## What you have to do
Copy every entry word for word. Skip the pictures.

## Data lines

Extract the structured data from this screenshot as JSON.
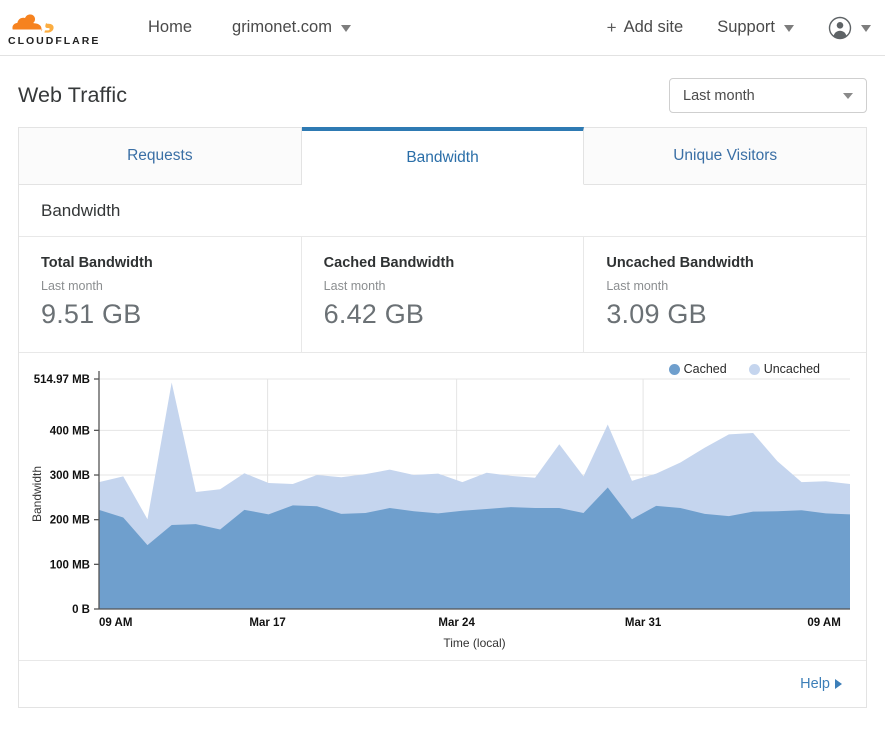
{
  "topnav": {
    "logo_text": "CLOUDFLARE",
    "home_label": "Home",
    "site_label": "grimonet.com",
    "add_site_label": "Add site",
    "add_site_plus": "+",
    "support_label": "Support"
  },
  "page": {
    "title": "Web Traffic",
    "range_value": "Last month"
  },
  "tabs": [
    {
      "label": "Requests",
      "active": false
    },
    {
      "label": "Bandwidth",
      "active": true
    },
    {
      "label": "Unique Visitors",
      "active": false
    }
  ],
  "panel": {
    "heading": "Bandwidth",
    "help_label": "Help"
  },
  "stats": [
    {
      "title": "Total Bandwidth",
      "sub": "Last month",
      "value": "9.51 GB"
    },
    {
      "title": "Cached Bandwidth",
      "sub": "Last month",
      "value": "6.42 GB"
    },
    {
      "title": "Uncached Bandwidth",
      "sub": "Last month",
      "value": "3.09 GB"
    }
  ],
  "colors": {
    "cached": "#6f9fcd",
    "uncached": "#c5d5ee",
    "accent": "#2e7ab3",
    "link": "#3d7fb8",
    "logo_orange": "#f6821f"
  },
  "chart_data": {
    "type": "area",
    "stacked": true,
    "title": "",
    "xlabel": "Time (local)",
    "ylabel": "Bandwidth",
    "ylim": [
      0,
      514.97
    ],
    "y_unit": "MB",
    "grid": true,
    "legend_position": "top-right",
    "y_ticks": [
      "0 B",
      "100 MB",
      "200 MB",
      "300 MB",
      "400 MB",
      "514.97 MB"
    ],
    "y_tick_values": [
      0,
      100,
      200,
      300,
      400,
      514.97
    ],
    "x_ticks": [
      "09 AM",
      "Mar 17",
      "Mar 24",
      "Mar 31",
      "09 AM"
    ],
    "x_tick_positions": [
      0,
      0.2245,
      0.4762,
      0.7245,
      0.9878
    ],
    "series": [
      {
        "name": "Cached",
        "color": "#6f9fcd",
        "values": [
          222,
          205,
          143,
          188,
          190,
          178,
          222,
          212,
          232,
          230,
          213,
          215,
          226,
          219,
          214,
          220,
          224,
          228,
          226,
          226,
          215,
          272,
          201,
          231,
          226,
          213,
          208,
          218,
          219,
          221,
          214,
          212
        ]
      },
      {
        "name": "Uncached",
        "color": "#c5d5ee",
        "values": [
          62,
          92,
          58,
          319,
          72,
          90,
          82,
          70,
          48,
          70,
          82,
          87,
          86,
          81,
          89,
          64,
          81,
          70,
          68,
          143,
          82,
          141,
          86,
          72,
          102,
          148,
          183,
          176,
          112,
          63,
          72,
          68
        ]
      }
    ],
    "total_values": [
      284,
      297,
      201,
      507,
      262,
      268,
      304,
      282,
      280,
      300,
      295,
      302,
      312,
      300,
      303,
      284,
      305,
      298,
      294,
      369,
      297,
      413,
      287,
      303,
      328,
      361,
      391,
      394,
      331,
      284,
      286,
      280
    ]
  }
}
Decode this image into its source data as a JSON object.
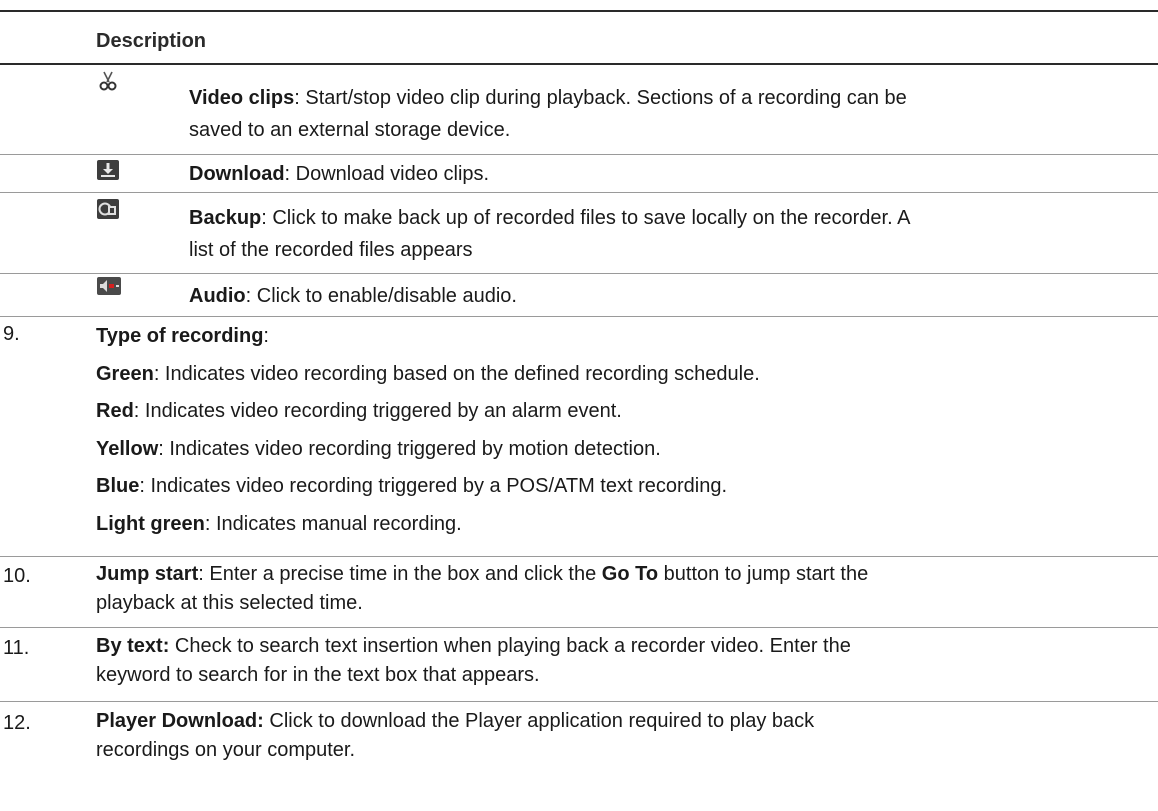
{
  "table": {
    "header": "Description",
    "rows": [
      {
        "icon": "scissors-icon",
        "term": "Video clips",
        "text": ": Start/stop video clip during playback. Sections of a recording can be",
        "text2": "saved to an external storage device."
      },
      {
        "icon": "download-icon",
        "term": "Download",
        "text": ": Download video clips."
      },
      {
        "icon": "backup-icon",
        "term": "Backup",
        "text": ": Click to make back up of recorded files to save locally on the recorder. A",
        "text2": "list of the recorded files appears"
      },
      {
        "icon": "audio-mute-icon",
        "term": "Audio",
        "text": ": Click to enable/disable audio."
      }
    ]
  },
  "items": [
    {
      "number": "9.",
      "title": "Type of recording",
      "title_suffix": ":",
      "lines": [
        {
          "term": "Green",
          "text": ": Indicates video recording based on the defined recording schedule."
        },
        {
          "term": "Red",
          "text": ": Indicates video recording triggered by an alarm event."
        },
        {
          "term": "Yellow",
          "text": ": Indicates video recording triggered by motion detection."
        },
        {
          "term": "Blue",
          "text": ": Indicates video recording triggered by a POS/ATM text recording."
        },
        {
          "term": "Light green",
          "text": ": Indicates manual recording."
        }
      ]
    },
    {
      "number": "10.",
      "title": "Jump start",
      "text_a": ": Enter a precise time in the box and click the ",
      "bold_mid": "Go To",
      "text_b": " button to jump start the",
      "line2": "playback at this selected time."
    },
    {
      "number": "11.",
      "title": "By text:",
      "text": " Check to search text insertion when playing back a recorder video. Enter the",
      "line2": "keyword to search for in the text box that appears."
    },
    {
      "number": "12.",
      "title": "Player Download:",
      "text": " Click to download the Player application required to play back",
      "line2": "recordings on your computer."
    }
  ]
}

## Correct answer
Extract the structured data from this screenshot as JSON.
{
  "topnav": {
    "logo_text": "CLOUDFLARE",
    "home_label": "Home",
    "site_label": "grimonet.com",
    "add_site_label": "Add site",
    "add_site_plus": "+",
    "support_label": "Support"
  },
  "page": {
    "title": "Web Traffic",
    "range_value": "Last month"
  },
  "tabs": [
    {
      "label": "Requests",
      "active": false
    },
    {
      "label": "Bandwidth",
      "active": true
    },
    {
      "label": "Unique Visitors",
      "active": false
    }
  ],
  "panel": {
    "heading": "Bandwidth",
    "help_label": "Help"
  },
  "stats": [
    {
      "title": "Total Bandwidth",
      "sub": "Last month",
      "value": "9.51 GB"
    },
    {
      "title": "Cached Bandwidth",
      "sub": "Last month",
      "value": "6.42 GB"
    },
    {
      "title": "Uncached Bandwidth",
      "sub": "Last month",
      "value": "3.09 GB"
    }
  ],
  "colors": {
    "cached": "#6f9fcd",
    "uncached": "#c5d5ee",
    "accent": "#2e7ab3",
    "link": "#3d7fb8",
    "logo_orange": "#f6821f"
  },
  "chart_data": {
    "type": "area",
    "stacked": true,
    "title": "",
    "xlabel": "Time (local)",
    "ylabel": "Bandwidth",
    "ylim": [
      0,
      514.97
    ],
    "y_unit": "MB",
    "grid": true,
    "legend_position": "top-right",
    "y_ticks": [
      "0 B",
      "100 MB",
      "200 MB",
      "300 MB",
      "400 MB",
      "514.97 MB"
    ],
    "y_tick_values": [
      0,
      100,
      200,
      300,
      400,
      514.97
    ],
    "x_ticks": [
      "09 AM",
      "Mar 17",
      "Mar 24",
      "Mar 31",
      "09 AM"
    ],
    "x_tick_positions": [
      0,
      0.2245,
      0.4762,
      0.7245,
      0.9878
    ],
    "series": [
      {
        "name": "Cached",
        "color": "#6f9fcd",
        "values": [
          222,
          205,
          143,
          188,
          190,
          178,
          222,
          212,
          232,
          230,
          213,
          215,
          226,
          219,
          214,
          220,
          224,
          228,
          226,
          226,
          215,
          272,
          201,
          231,
          226,
          213,
          208,
          218,
          219,
          221,
          214,
          212
        ]
      },
      {
        "name": "Uncached",
        "color": "#c5d5ee",
        "values": [
          62,
          92,
          58,
          319,
          72,
          90,
          82,
          70,
          48,
          70,
          82,
          87,
          86,
          81,
          89,
          64,
          81,
          70,
          68,
          143,
          82,
          141,
          86,
          72,
          102,
          148,
          183,
          176,
          112,
          63,
          72,
          68
        ]
      }
    ],
    "total_values": [
      284,
      297,
      201,
      507,
      262,
      268,
      304,
      282,
      280,
      300,
      295,
      302,
      312,
      300,
      303,
      284,
      305,
      298,
      294,
      369,
      297,
      413,
      287,
      303,
      328,
      361,
      391,
      394,
      331,
      284,
      286,
      280
    ]
  }
}
Decode this image into its source data as a JSON object.
{
  "table": {
    "header": "Description",
    "rows": [
      {
        "icon": "scissors-icon",
        "term": "Video clips",
        "text": ": Start/stop video clip during playback. Sections of a recording can be",
        "text2": "saved to an external storage device."
      },
      {
        "icon": "download-icon",
        "term": "Download",
        "text": ": Download video clips."
      },
      {
        "icon": "backup-icon",
        "term": "Backup",
        "text": ": Click to make back up of recorded files to save locally on the recorder. A",
        "text2": "list of the recorded files appears"
      },
      {
        "icon": "audio-mute-icon",
        "term": "Audio",
        "text": ": Click to enable/disable audio."
      }
    ]
  },
  "items": [
    {
      "number": "9.",
      "title": "Type of recording",
      "title_suffix": ":",
      "lines": [
        {
          "term": "Green",
          "text": ": Indicates video recording based on the defined recording schedule."
        },
        {
          "term": "Red",
          "text": ": Indicates video recording triggered by an alarm event."
        },
        {
          "term": "Yellow",
          "text": ": Indicates video recording triggered by motion detection."
        },
        {
          "term": "Blue",
          "text": ": Indicates video recording triggered by a POS/ATM text recording."
        },
        {
          "term": "Light green",
          "text": ": Indicates manual recording."
        }
      ]
    },
    {
      "number": "10.",
      "title": "Jump start",
      "text_a": ": Enter a precise time in the box and click the ",
      "bold_mid": "Go To",
      "text_b": " button to jump start the",
      "line2": "playback at this selected time."
    },
    {
      "number": "11.",
      "title": "By text:",
      "text": " Check to search text insertion when playing back a recorder video. Enter the",
      "line2": "keyword to search for in the text box that appears."
    },
    {
      "number": "12.",
      "title": "Player Download:",
      "text": " Click to download the Player application required to play back",
      "line2": "recordings on your computer."
    }
  ]
}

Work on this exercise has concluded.